(Dataset items)
§ §

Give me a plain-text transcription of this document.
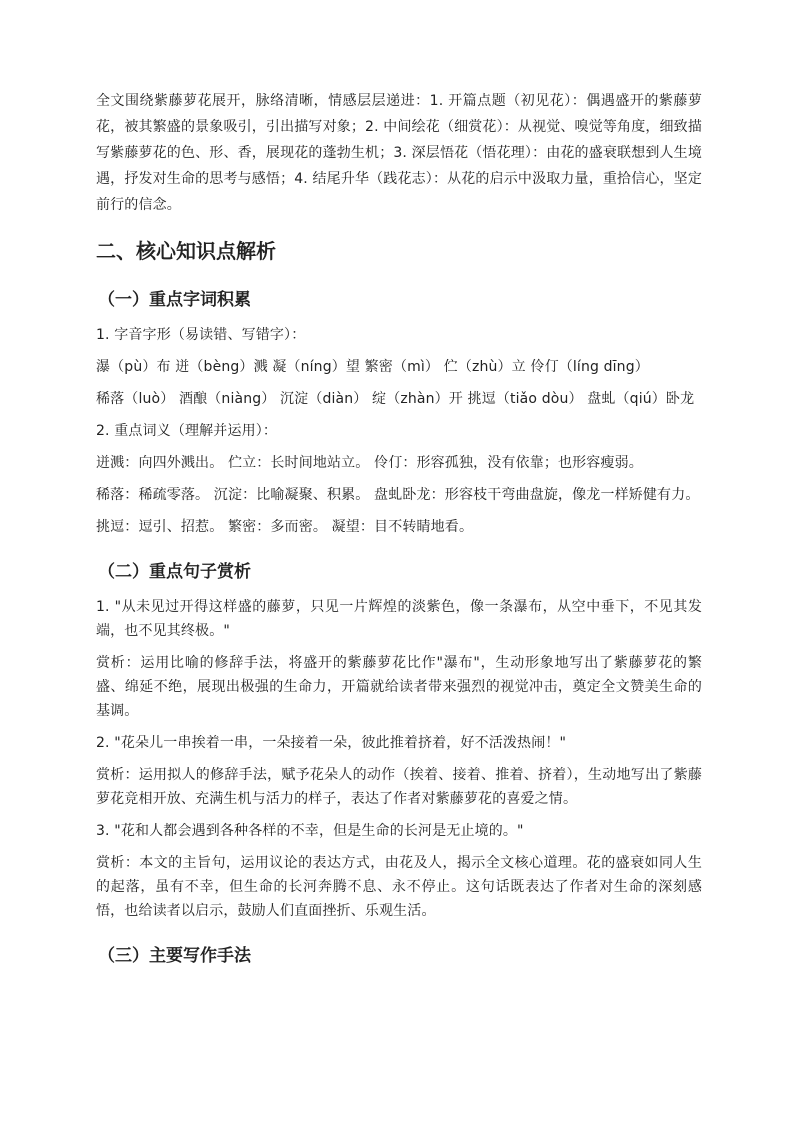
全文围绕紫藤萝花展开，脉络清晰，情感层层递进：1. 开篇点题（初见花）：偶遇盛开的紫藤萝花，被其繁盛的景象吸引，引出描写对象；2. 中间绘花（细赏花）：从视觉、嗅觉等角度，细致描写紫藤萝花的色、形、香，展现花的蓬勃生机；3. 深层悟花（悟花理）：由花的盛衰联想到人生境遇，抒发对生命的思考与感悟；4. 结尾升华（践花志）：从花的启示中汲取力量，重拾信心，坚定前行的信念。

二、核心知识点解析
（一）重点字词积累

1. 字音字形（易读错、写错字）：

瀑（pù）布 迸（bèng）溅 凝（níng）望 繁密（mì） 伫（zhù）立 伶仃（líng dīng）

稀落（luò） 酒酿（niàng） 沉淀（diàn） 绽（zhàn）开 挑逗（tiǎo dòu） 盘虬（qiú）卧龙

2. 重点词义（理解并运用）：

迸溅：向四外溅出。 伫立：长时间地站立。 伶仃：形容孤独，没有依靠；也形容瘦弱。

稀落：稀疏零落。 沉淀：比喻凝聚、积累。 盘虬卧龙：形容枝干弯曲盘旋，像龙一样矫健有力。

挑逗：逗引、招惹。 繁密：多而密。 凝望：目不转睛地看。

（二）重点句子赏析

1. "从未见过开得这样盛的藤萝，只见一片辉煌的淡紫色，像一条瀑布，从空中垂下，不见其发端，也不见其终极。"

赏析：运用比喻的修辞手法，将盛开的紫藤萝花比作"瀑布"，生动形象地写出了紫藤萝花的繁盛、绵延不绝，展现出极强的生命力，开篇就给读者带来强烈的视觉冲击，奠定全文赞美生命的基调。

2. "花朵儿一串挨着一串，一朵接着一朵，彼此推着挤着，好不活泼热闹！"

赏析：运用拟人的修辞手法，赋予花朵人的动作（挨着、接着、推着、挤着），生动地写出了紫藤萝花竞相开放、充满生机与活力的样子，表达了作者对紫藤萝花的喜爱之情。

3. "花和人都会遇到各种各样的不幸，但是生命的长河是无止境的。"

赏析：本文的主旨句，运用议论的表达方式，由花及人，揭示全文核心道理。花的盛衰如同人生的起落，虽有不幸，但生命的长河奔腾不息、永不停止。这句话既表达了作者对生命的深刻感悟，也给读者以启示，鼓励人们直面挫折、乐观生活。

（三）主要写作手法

§ §

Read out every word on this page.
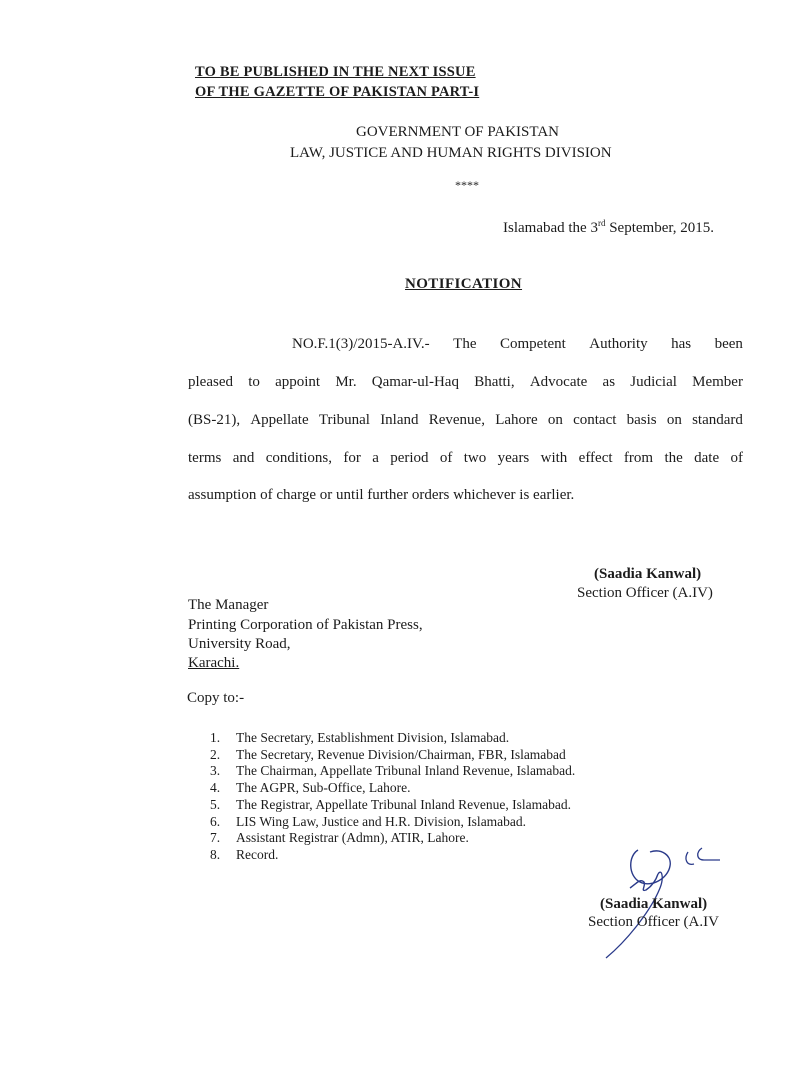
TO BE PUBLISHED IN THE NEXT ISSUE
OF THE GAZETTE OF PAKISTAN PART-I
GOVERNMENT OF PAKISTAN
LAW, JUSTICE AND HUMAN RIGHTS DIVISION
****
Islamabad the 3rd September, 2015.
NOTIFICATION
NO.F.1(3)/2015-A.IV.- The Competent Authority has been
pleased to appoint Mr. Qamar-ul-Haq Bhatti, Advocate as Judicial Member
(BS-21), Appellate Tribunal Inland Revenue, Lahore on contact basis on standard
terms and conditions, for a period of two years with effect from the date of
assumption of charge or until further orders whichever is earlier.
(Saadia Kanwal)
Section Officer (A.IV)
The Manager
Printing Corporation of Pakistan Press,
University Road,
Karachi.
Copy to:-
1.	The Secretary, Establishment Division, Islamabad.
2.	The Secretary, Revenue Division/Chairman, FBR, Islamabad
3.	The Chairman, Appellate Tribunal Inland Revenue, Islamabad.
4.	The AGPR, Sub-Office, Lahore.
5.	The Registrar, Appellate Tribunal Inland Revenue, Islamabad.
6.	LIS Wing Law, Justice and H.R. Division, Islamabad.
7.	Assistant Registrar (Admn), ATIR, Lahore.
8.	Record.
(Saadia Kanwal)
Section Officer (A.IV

§ §

◆ What is needed: Look for the word "Appellate" in every line of the listing and copy the lines that have it.

◆ Exercise answer:
(BS-21), Appellate Tribunal Inland Revenue, Lahore on contact basis on standard
3.	The Chairman, Appellate Tribunal Inland Revenue, Islamabad.
5.	The Registrar, Appellate Tribunal Inland Revenue, Islamabad.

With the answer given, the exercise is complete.